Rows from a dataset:
────────────────────

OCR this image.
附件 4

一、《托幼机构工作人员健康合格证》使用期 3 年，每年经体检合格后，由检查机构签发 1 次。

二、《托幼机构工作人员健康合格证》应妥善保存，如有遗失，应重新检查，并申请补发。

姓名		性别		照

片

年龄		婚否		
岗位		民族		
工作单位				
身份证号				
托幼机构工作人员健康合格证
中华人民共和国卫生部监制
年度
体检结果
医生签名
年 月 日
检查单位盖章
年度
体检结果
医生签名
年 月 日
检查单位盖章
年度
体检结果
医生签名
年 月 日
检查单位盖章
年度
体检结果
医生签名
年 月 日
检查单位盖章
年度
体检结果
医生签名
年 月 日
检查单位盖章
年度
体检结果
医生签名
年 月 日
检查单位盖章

────────────────────

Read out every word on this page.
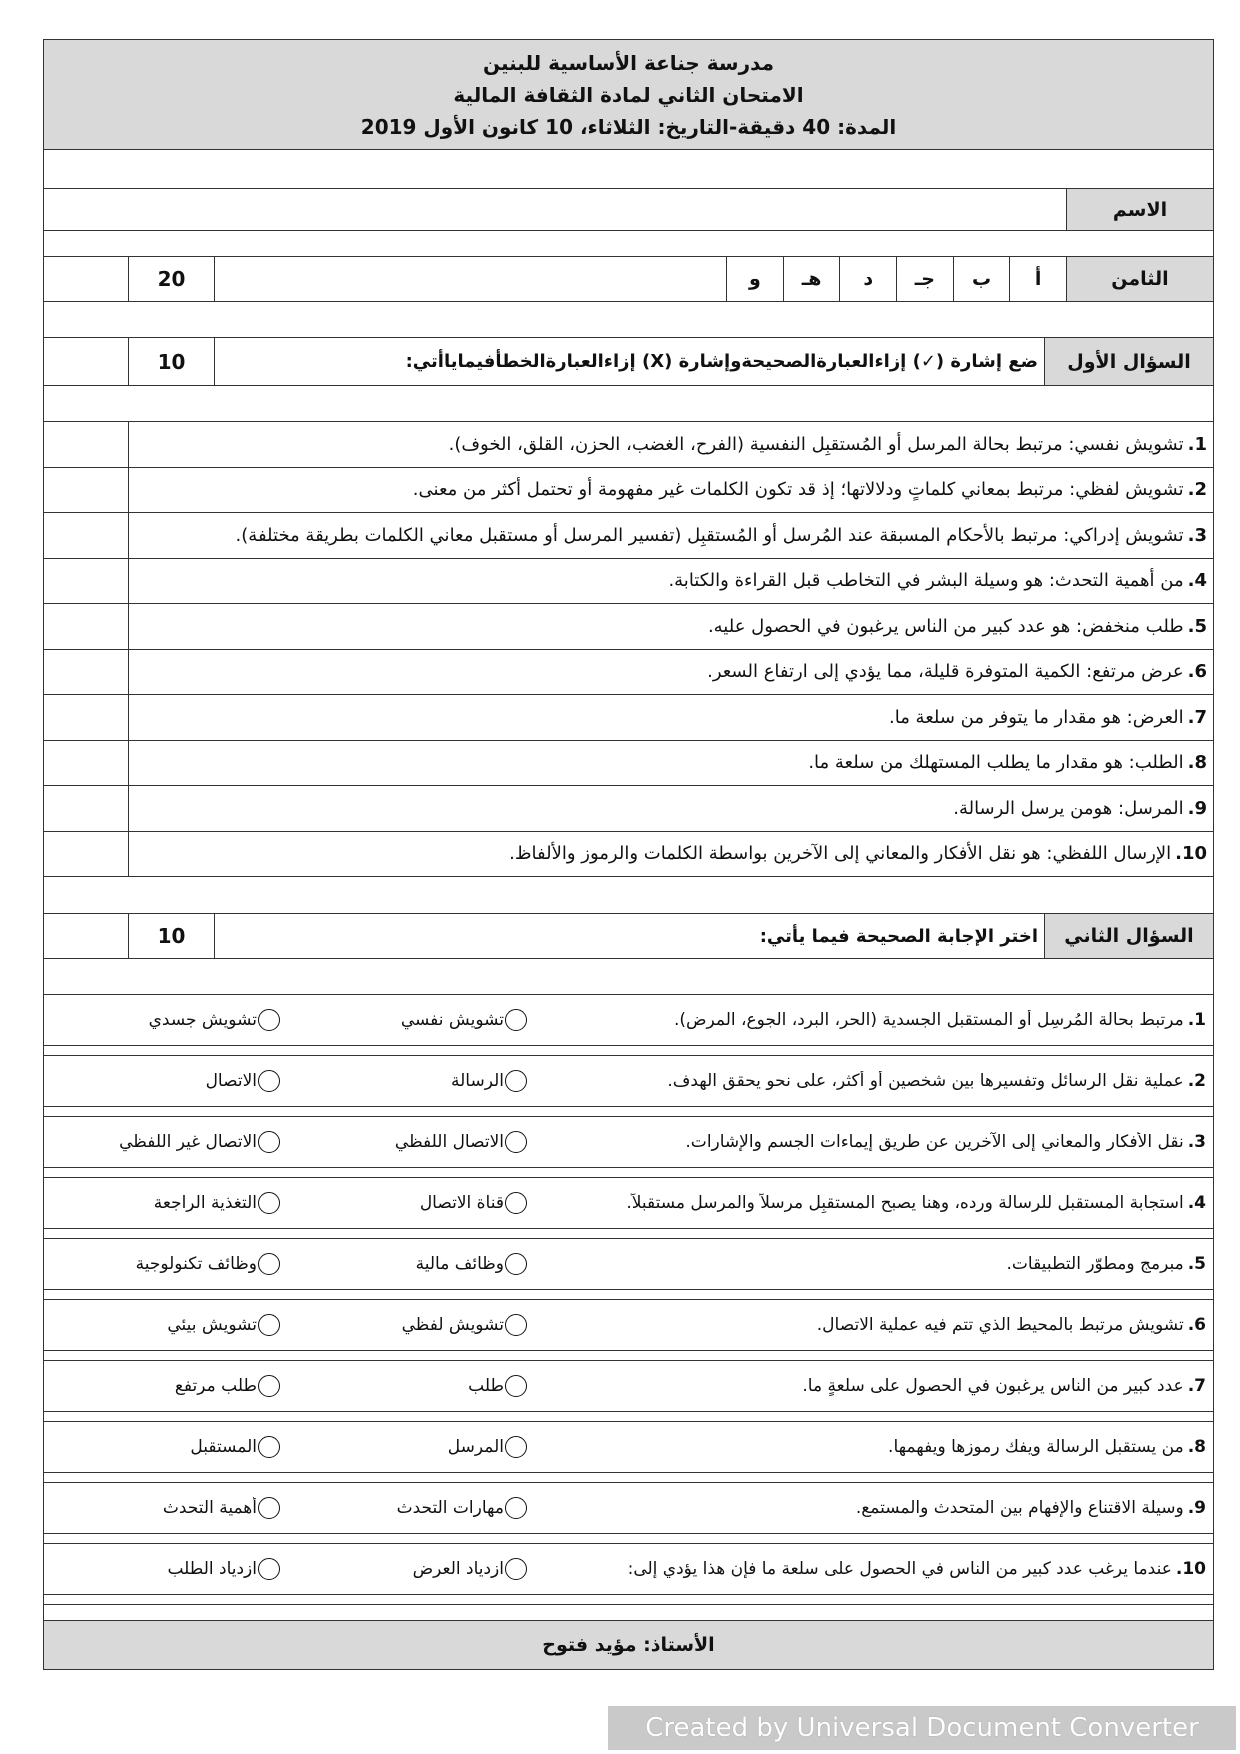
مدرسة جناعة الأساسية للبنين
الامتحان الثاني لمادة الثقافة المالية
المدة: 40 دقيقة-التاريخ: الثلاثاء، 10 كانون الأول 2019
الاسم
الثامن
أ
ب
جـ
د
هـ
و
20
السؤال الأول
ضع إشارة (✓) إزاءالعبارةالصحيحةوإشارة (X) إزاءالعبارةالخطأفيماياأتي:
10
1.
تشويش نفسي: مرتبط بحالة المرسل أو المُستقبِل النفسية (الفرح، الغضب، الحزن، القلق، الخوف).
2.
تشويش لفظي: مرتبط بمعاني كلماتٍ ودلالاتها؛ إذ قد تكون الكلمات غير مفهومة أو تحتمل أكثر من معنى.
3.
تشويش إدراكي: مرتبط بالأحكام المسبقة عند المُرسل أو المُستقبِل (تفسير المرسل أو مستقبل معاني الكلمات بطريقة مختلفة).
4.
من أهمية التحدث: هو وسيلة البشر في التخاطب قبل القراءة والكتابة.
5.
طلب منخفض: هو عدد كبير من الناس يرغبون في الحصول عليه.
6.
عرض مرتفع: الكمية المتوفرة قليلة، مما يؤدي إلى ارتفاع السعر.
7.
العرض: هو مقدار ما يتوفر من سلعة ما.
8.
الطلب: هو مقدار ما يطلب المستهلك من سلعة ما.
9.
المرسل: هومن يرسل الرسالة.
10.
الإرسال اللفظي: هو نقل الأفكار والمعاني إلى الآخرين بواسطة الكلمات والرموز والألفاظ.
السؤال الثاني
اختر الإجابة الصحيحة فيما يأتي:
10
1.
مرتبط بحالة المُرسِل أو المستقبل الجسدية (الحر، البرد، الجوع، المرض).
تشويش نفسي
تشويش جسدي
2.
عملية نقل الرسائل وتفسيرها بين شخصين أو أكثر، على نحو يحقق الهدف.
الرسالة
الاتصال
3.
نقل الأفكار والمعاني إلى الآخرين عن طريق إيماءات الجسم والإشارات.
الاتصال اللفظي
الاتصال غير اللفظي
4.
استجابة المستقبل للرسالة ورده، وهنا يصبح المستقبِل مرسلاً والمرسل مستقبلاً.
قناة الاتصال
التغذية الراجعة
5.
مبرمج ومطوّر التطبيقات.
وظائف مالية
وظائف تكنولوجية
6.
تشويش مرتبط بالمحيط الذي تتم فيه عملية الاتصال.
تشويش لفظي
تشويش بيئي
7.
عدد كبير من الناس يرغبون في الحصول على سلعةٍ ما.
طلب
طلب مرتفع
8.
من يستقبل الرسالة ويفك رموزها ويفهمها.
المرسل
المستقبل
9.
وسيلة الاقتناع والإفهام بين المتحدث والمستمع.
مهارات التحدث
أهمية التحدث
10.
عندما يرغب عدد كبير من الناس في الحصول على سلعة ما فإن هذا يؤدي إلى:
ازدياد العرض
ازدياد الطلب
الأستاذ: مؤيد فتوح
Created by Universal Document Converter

────────────────────

EXERCISE TASK: Copy every line of the entries above in which "مرتفع" occurs.

SOLUTION:
عرض مرتفع: الكمية المتوفرة قليلة، مما يؤدي إلى ارتفاع السعر.
طلب مرتفع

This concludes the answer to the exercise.